>> BEGIN Listed entries

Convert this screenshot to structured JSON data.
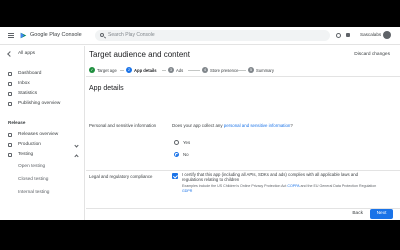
{
  "app": {
    "brand": "Google Play Console",
    "search_placeholder": "Search Play Console",
    "account": "Sascalabs"
  },
  "sidebar": {
    "back_label": "All apps",
    "items": [
      {
        "label": "Dashboard",
        "icon": "dashboard-icon"
      },
      {
        "label": "Inbox",
        "icon": "inbox-icon"
      },
      {
        "label": "Statistics",
        "icon": "statistics-icon"
      },
      {
        "label": "Publishing overview",
        "icon": "publishing-icon"
      }
    ],
    "release_heading": "Release",
    "release_items": [
      {
        "label": "Releases overview",
        "icon": "releases-icon"
      },
      {
        "label": "Production",
        "icon": "production-icon"
      },
      {
        "label": "Testing",
        "icon": "testing-icon"
      }
    ],
    "testing_sub": [
      "Open testing",
      "Closed testing",
      "Internal testing"
    ]
  },
  "main": {
    "title": "Target audience and content",
    "discard": "Discard changes",
    "steps": [
      {
        "num": "✓",
        "label": "Target age"
      },
      {
        "num": "2",
        "label": "App details"
      },
      {
        "num": "3",
        "label": "Ads"
      },
      {
        "num": "4",
        "label": "Store presence"
      },
      {
        "num": "5",
        "label": "Summary"
      }
    ],
    "section_title": "App details",
    "personal_label": "Personal and sensitive information",
    "question_prefix": "Does your app collect any ",
    "question_link": "personal and sensitive information",
    "question_suffix": "?",
    "options": [
      "Yes",
      "No"
    ],
    "selected_option": "No",
    "legal_label": "Legal and regulatory compliance",
    "certify_text": "I certify that this app (including all APIs, SDKs and ads) complies with all applicable laws and regulations relating to children",
    "example_prefix": "Examples include the US Children's Online Privacy Protection Act ",
    "example_link1": "COPPA",
    "example_mid": " and the EU General Data Protection Regulation ",
    "example_link2": "GDPR"
  },
  "footer": {
    "back": "Back",
    "next": "Next"
  },
  "colors": {
    "accent": "#1a73e8",
    "text": "#3c4043"
  }
}
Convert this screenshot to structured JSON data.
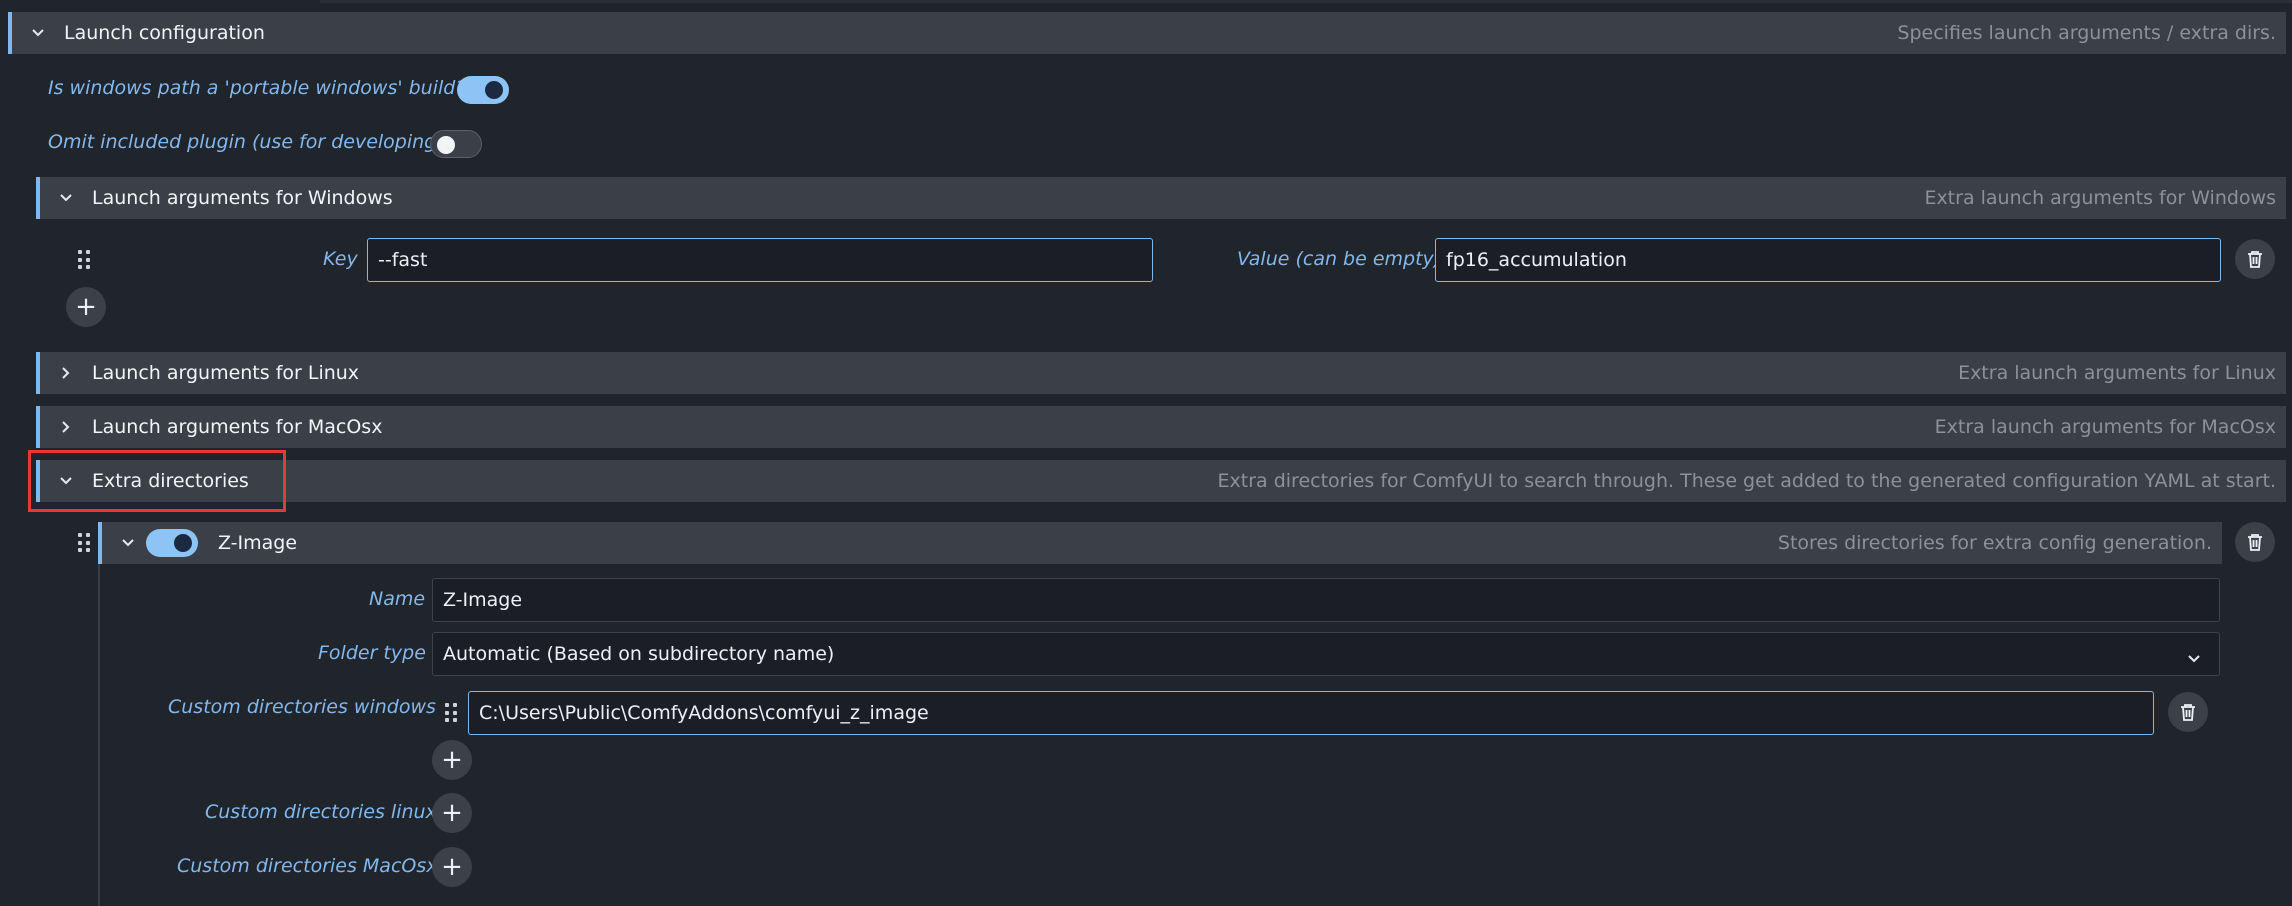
{
  "launch_config": {
    "title": "Launch configuration",
    "description": "Specifies launch arguments / extra dirs.",
    "portable_windows": {
      "label": "Is windows path a 'portable windows' build?",
      "enabled": true
    },
    "omit_plugin": {
      "label": "Omit included plugin (use for developing)",
      "enabled": false
    }
  },
  "windows_args": {
    "title": "Launch arguments for Windows",
    "description": "Extra launch arguments for Windows",
    "key_label": "Key",
    "key_value": "--fast",
    "value_label": "Value (can be empty)",
    "value_value": "fp16_accumulation",
    "add_label": "+"
  },
  "linux_args": {
    "title": "Launch arguments for Linux",
    "description": "Extra launch arguments for Linux"
  },
  "macosx_args": {
    "title": "Launch arguments for MacOsx",
    "description": "Extra launch arguments for MacOsx"
  },
  "extra_dirs": {
    "title": "Extra directories",
    "description": "Extra directories for ComfyUI to search through. These get added to the generated configuration YAML at start.",
    "item": {
      "title": "Z-Image",
      "enabled": true,
      "description": "Stores directories for extra config generation.",
      "name_label": "Name",
      "name_value": "Z-Image",
      "folder_type_label": "Folder type",
      "folder_type_value": "Automatic (Based on subdirectory name)",
      "windows_label": "Custom directories windows",
      "windows_value": "C:\\Users\\Public\\ComfyAddons\\comfyui_z_image",
      "linux_label": "Custom directories linux",
      "macosx_label": "Custom directories MacOsx",
      "add_label": "+"
    }
  },
  "colors": {
    "accent": "#7fb8ef",
    "label": "#82b8ee",
    "highlight": "#e53935"
  }
}
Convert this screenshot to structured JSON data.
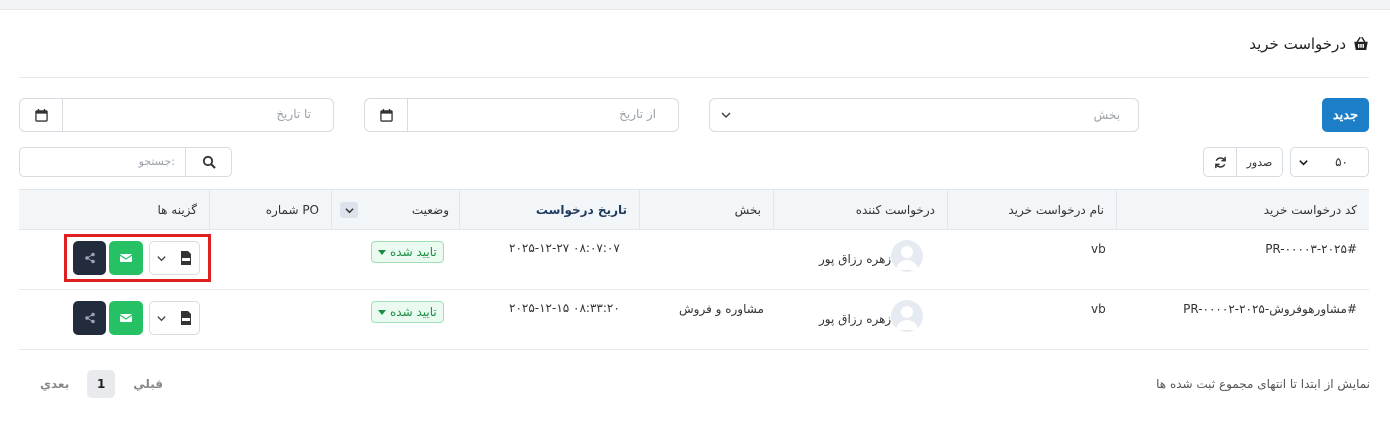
{
  "page": {
    "title": "درخواست خرید",
    "title_icon": "basket-icon"
  },
  "toolbar": {
    "new_label": "جدید",
    "section_placeholder": "بخش",
    "from_date_placeholder": "از تاریخ",
    "to_date_placeholder": "تا تاریخ",
    "page_size": "۵۰",
    "export_label": "صدور",
    "search_placeholder": "جستجو:"
  },
  "table": {
    "columns": [
      "کد درخواست خرید",
      "نام درخواست خرید",
      "درخواست کننده",
      "بخش",
      "تاریخ درخواست",
      "وضعیت",
      "شماره PO",
      "گزینه ها"
    ],
    "sorted_column": "تاریخ درخواست",
    "rows": [
      {
        "code": "PR-۰۰۰۰۳-۲۰۲۵#",
        "name": "vb",
        "requester": "زهره رزاق پور",
        "section": "",
        "date": "۲۰۲۵-۱۲-۲۷ ۰۸:۰۷:۰۷",
        "status": "تایید شده",
        "po": ""
      },
      {
        "code": "PR-۰۰۰۰۲-۲۰۲۵-مشاورهوفروش#",
        "name": "vb",
        "requester": "زهره رزاق پور",
        "section": "مشاوره و فروش",
        "date": "۲۰۲۵-۱۲-۱۵ ۰۸:۳۳:۲۰",
        "status": "تایید شده",
        "po": ""
      }
    ]
  },
  "footer": {
    "info": "نمایش از ابتدا تا انتهای مجموع ثبت شده ها",
    "prev_label": "قبلي",
    "next_label": "بعدي",
    "current_page": "1"
  },
  "colors": {
    "accent": "#1d7ec8",
    "success": "#26c165",
    "dark": "#232c3d",
    "highlight": "#e02020"
  }
}
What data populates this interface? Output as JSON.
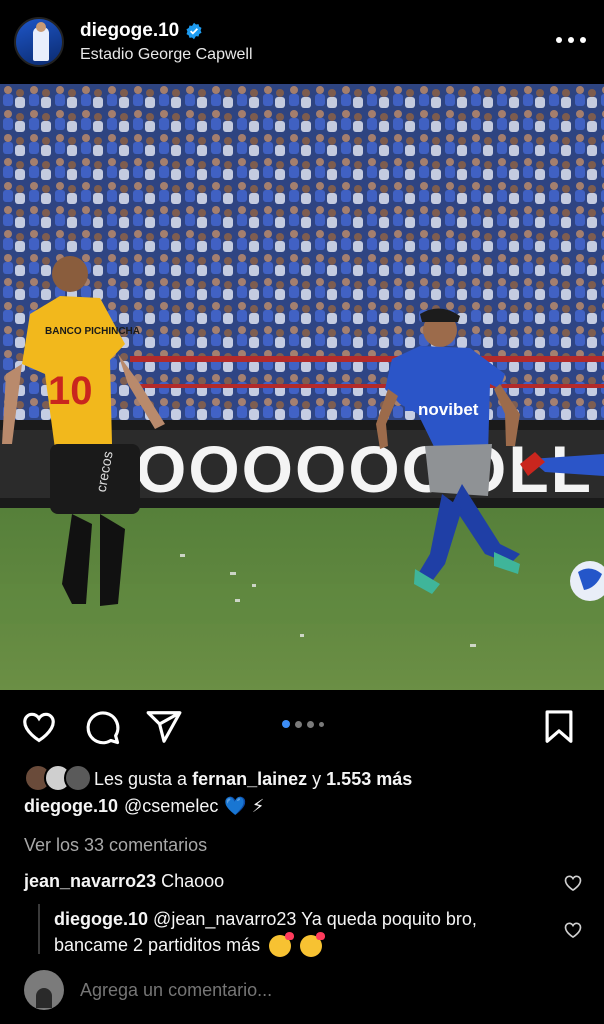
{
  "header": {
    "username": "diegoge.10",
    "location": "Estadio George Capwell"
  },
  "photo": {
    "banner_text": "OOOOOOOLL",
    "sponsor_text": "novibet",
    "opponent_shirt_text": "BANCO PICHINCHA",
    "opponent_number": "10",
    "shorts_text": "crecos"
  },
  "carousel": {
    "count": 4,
    "active": 0
  },
  "likes": {
    "prefix": "Les gusta a",
    "user": "fernan_lainez",
    "connector": "y",
    "count": "1.553 más"
  },
  "caption": {
    "user": "diegoge.10",
    "text": "@csemelec",
    "emoji": "💙 ⚡"
  },
  "view_comments": "Ver los 33 comentarios",
  "comments": [
    {
      "user": "jean_navarro23",
      "text": "Chaooo"
    },
    {
      "user": "diegoge.10",
      "text": "@jean_navarro23 Ya queda poquito bro, bancame 2 partiditos más"
    }
  ],
  "add_comment": {
    "placeholder": "Agrega un comentario..."
  },
  "colors": {
    "accent": "#3d8df5",
    "verified": "#1d9bf0",
    "background": "#000000"
  }
}
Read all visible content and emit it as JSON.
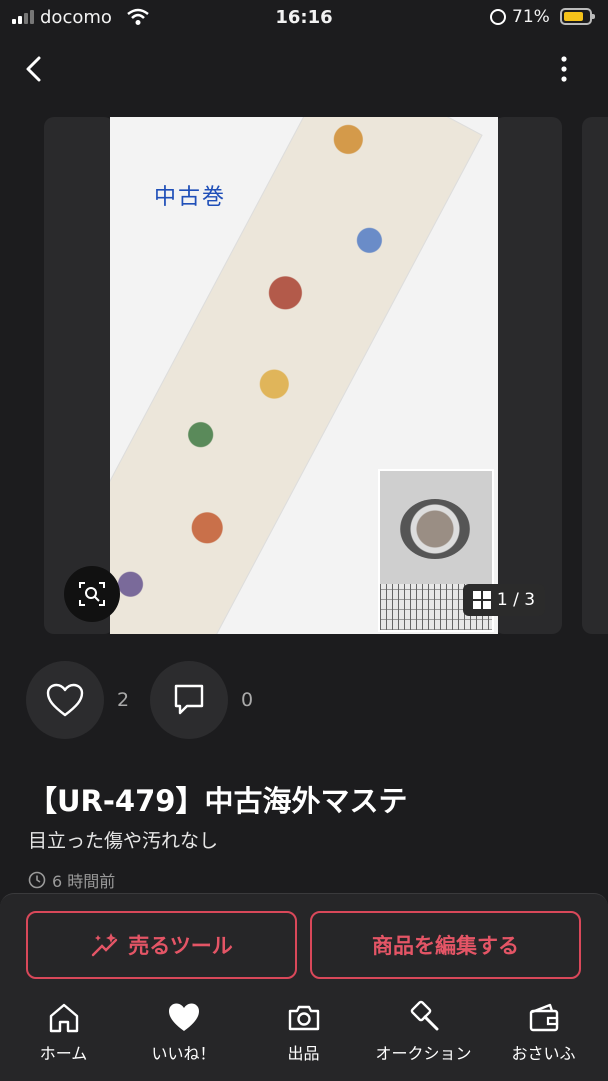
{
  "status_bar": {
    "carrier": "docomo",
    "time": "16:16",
    "battery": "71%"
  },
  "carousel": {
    "handwriting": "中古巻",
    "counter": "1 / 3"
  },
  "actions": {
    "likes": "2",
    "comments": "0"
  },
  "item": {
    "title": "【UR-479】中古海外マステ",
    "description": "目立った傷や汚れなし",
    "posted": "6 時間前"
  },
  "buttons": {
    "sell_tool": "売るツール",
    "edit": "商品を編集する"
  },
  "tabs": [
    {
      "label": "ホーム",
      "icon": "home-icon"
    },
    {
      "label": "いいね！",
      "icon": "heart-icon"
    },
    {
      "label": "出品",
      "icon": "camera-icon"
    },
    {
      "label": "オークション",
      "icon": "auction-icon"
    },
    {
      "label": "おさいふ",
      "icon": "wallet-icon"
    }
  ],
  "colors": {
    "accent": "#e45566",
    "background": "#1c1c1e",
    "battery": "#f4c21a"
  }
}
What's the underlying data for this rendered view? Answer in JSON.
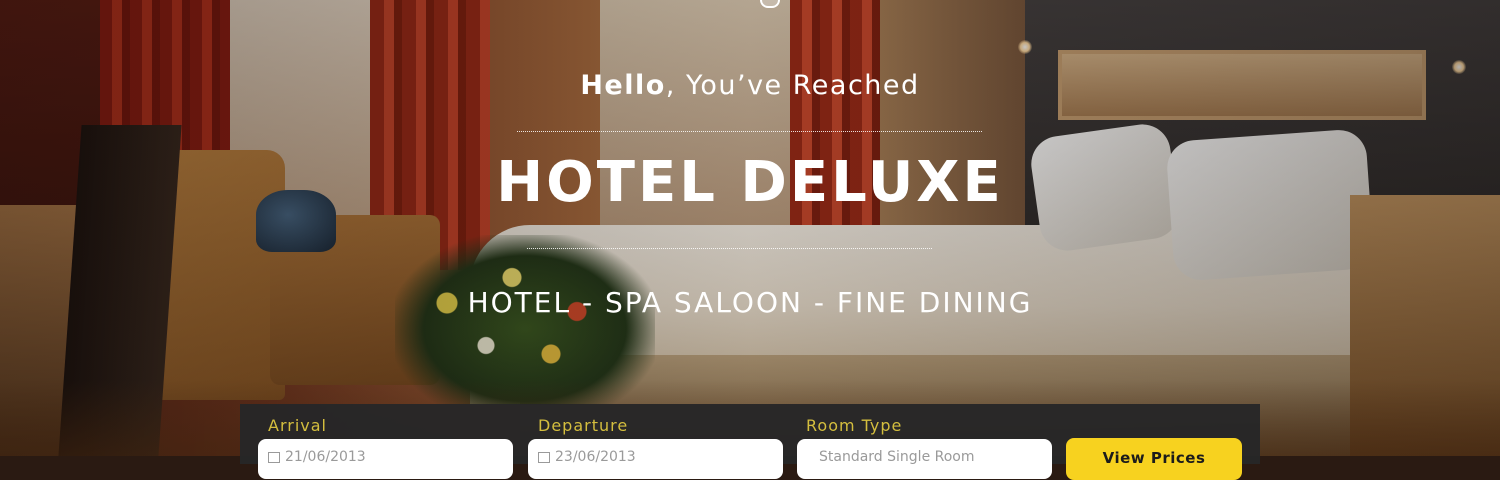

>> END Listed entries

| Challenge |
Pictures stay out; reproduce every line of the records exactly.

| Answer to the exercise |
Convert this screenshot to structured JSON data.
{
  "app": {
    "brand": "Google Play Console",
    "search_placeholder": "Search Play Console",
    "account": "Sascalabs"
  },
  "sidebar": {
    "back_label": "All apps",
    "items": [
      {
        "label": "Dashboard",
        "icon": "dashboard-icon"
      },
      {
        "label": "Inbox",
        "icon": "inbox-icon"
      },
      {
        "label": "Statistics",
        "icon": "statistics-icon"
      },
      {
        "label": "Publishing overview",
        "icon": "publishing-icon"
      }
    ],
    "release_heading": "Release",
    "release_items": [
      {
        "label": "Releases overview",
        "icon": "releases-icon"
      },
      {
        "label": "Production",
        "icon": "production-icon"
      },
      {
        "label": "Testing",
        "icon": "testing-icon"
      }
    ],
    "testing_sub": [
      "Open testing",
      "Closed testing",
      "Internal testing"
    ]
  },
  "main": {
    "title": "Target audience and content",
    "discard": "Discard changes",
    "steps": [
      {
        "num": "✓",
        "label": "Target age"
      },
      {
        "num": "2",
        "label": "App details"
      },
      {
        "num": "3",
        "label": "Ads"
      },
      {
        "num": "4",
        "label": "Store presence"
      },
      {
        "num": "5",
        "label": "Summary"
      }
    ],
    "section_title": "App details",
    "personal_label": "Personal and sensitive information",
    "question_prefix": "Does your app collect any ",
    "question_link": "personal and sensitive information",
    "question_suffix": "?",
    "options": [
      "Yes",
      "No"
    ],
    "selected_option": "No",
    "legal_label": "Legal and regulatory compliance",
    "certify_text": "I certify that this app (including all APIs, SDKs and ads) complies with all applicable laws and regulations relating to children",
    "example_prefix": "Examples include the US Children's Online Privacy Protection Act ",
    "example_link1": "COPPA",
    "example_mid": " and the EU General Data Protection Regulation ",
    "example_link2": "GDPR"
  },
  "footer": {
    "back": "Back",
    "next": "Next"
  },
  "colors": {
    "accent": "#1a73e8",
    "text": "#3c4043"
  }
}
Convert this screenshot to structured JSON data.
{
  "launch_config": {
    "title": "Launch configuration",
    "description": "Specifies launch arguments / extra dirs.",
    "portable_windows": {
      "label": "Is windows path a 'portable windows' build?",
      "enabled": true
    },
    "omit_plugin": {
      "label": "Omit included plugin (use for developing)",
      "enabled": false
    }
  },
  "windows_args": {
    "title": "Launch arguments for Windows",
    "description": "Extra launch arguments for Windows",
    "key_label": "Key",
    "key_value": "--fast",
    "value_label": "Value (can be empty)",
    "value_value": "fp16_accumulation",
    "add_label": "+"
  },
  "linux_args": {
    "title": "Launch arguments for Linux",
    "description": "Extra launch arguments for Linux"
  },
  "macosx_args": {
    "title": "Launch arguments for MacOsx",
    "description": "Extra launch arguments for MacOsx"
  },
  "extra_dirs": {
    "title": "Extra directories",
    "description": "Extra directories for ComfyUI to search through. These get added to the generated configuration YAML at start.",
    "item": {
      "title": "Z-Image",
      "enabled": true,
      "description": "Stores directories for extra config generation.",
      "name_label": "Name",
      "name_value": "Z-Image",
      "folder_type_label": "Folder type",
      "folder_type_value": "Automatic (Based on subdirectory name)",
      "windows_label": "Custom directories windows",
      "windows_value": "C:\\Users\\Public\\ComfyAddons\\comfyui_z_image",
      "linux_label": "Custom directories linux",
      "macosx_label": "Custom directories MacOsx",
      "add_label": "+"
    }
  },
  "colors": {
    "accent": "#7fb8ef",
    "label": "#82b8ee",
    "highlight": "#e53935"
  }
}
Convert this screenshot to structured JSON data.
{
  "page": {
    "title": "درخواست خرید",
    "title_icon": "basket-icon"
  },
  "toolbar": {
    "new_label": "جدید",
    "section_placeholder": "بخش",
    "from_date_placeholder": "از تاریخ",
    "to_date_placeholder": "تا تاریخ",
    "page_size": "۵۰",
    "export_label": "صدور",
    "search_placeholder": "جستجو:"
  },
  "table": {
    "columns": [
      "کد درخواست خرید",
      "نام درخواست خرید",
      "درخواست کننده",
      "بخش",
      "تاریخ درخواست",
      "وضعیت",
      "شماره PO",
      "گزینه ها"
    ],
    "sorted_column": "تاریخ درخواست",
    "rows": [
      {
        "code": "PR-۰۰۰۰۳-۲۰۲۵#",
        "name": "vb",
        "requester": "زهره رزاق پور",
        "section": "",
        "date": "۲۰۲۵-۱۲-۲۷ ۰۸:۰۷:۰۷",
        "status": "تایید شده",
        "po": ""
      },
      {
        "code": "PR-۰۰۰۰۲-۲۰۲۵-مشاورهوفروش#",
        "name": "vb",
        "requester": "زهره رزاق پور",
        "section": "مشاوره و فروش",
        "date": "۲۰۲۵-۱۲-۱۵ ۰۸:۳۳:۲۰",
        "status": "تایید شده",
        "po": ""
      }
    ]
  },
  "footer": {
    "info": "نمایش از ابتدا تا انتهای مجموع ثبت شده ها",
    "prev_label": "قبلي",
    "next_label": "بعدي",
    "current_page": "1"
  },
  "colors": {
    "accent": "#1d7ec8",
    "success": "#26c165",
    "dark": "#232c3d",
    "highlight": "#e02020"
  }
}
What data populates this interface? Output as JSON.
{
  "header": {
    "username": "diegoge.10",
    "location": "Estadio George Capwell"
  },
  "photo": {
    "banner_text": "OOOOOOOLL",
    "sponsor_text": "novibet",
    "opponent_shirt_text": "BANCO PICHINCHA",
    "opponent_number": "10",
    "shorts_text": "crecos"
  },
  "carousel": {
    "count": 4,
    "active": 0
  },
  "likes": {
    "prefix": "Les gusta a",
    "user": "fernan_lainez",
    "connector": "y",
    "count": "1.553 más"
  },
  "caption": {
    "user": "diegoge.10",
    "text": "@csemelec",
    "emoji": "💙 ⚡"
  },
  "view_comments": "Ver los 33 comentarios",
  "comments": [
    {
      "user": "jean_navarro23",
      "text": "Chaooo"
    },
    {
      "user": "diegoge.10",
      "text": "@jean_navarro23 Ya queda poquito bro, bancame 2 partiditos más"
    }
  ],
  "add_comment": {
    "placeholder": "Agrega un comentario..."
  },
  "colors": {
    "accent": "#3d8df5",
    "verified": "#1d9bf0",
    "background": "#000000"
  }
}
Read all visible content and emit it as JSON.
{
  "status_bar": {
    "carrier": "docomo",
    "time": "16:16",
    "battery": "71%"
  },
  "carousel": {
    "handwriting": "中古巻",
    "counter": "1 / 3"
  },
  "actions": {
    "likes": "2",
    "comments": "0"
  },
  "item": {
    "title": "【UR-479】中古海外マステ",
    "description": "目立った傷や汚れなし",
    "posted": "6 時間前"
  },
  "buttons": {
    "sell_tool": "売るツール",
    "edit": "商品を編集する"
  },
  "tabs": [
    {
      "label": "ホーム",
      "icon": "home-icon"
    },
    {
      "label": "いいね！",
      "icon": "heart-icon"
    },
    {
      "label": "出品",
      "icon": "camera-icon"
    },
    {
      "label": "オークション",
      "icon": "auction-icon"
    },
    {
      "label": "おさいふ",
      "icon": "wallet-icon"
    }
  ],
  "colors": {
    "accent": "#e45566",
    "background": "#1c1c1e",
    "battery": "#f4c21a"
  }
}
What's the underlying data for this rendered view? Answer in JSON.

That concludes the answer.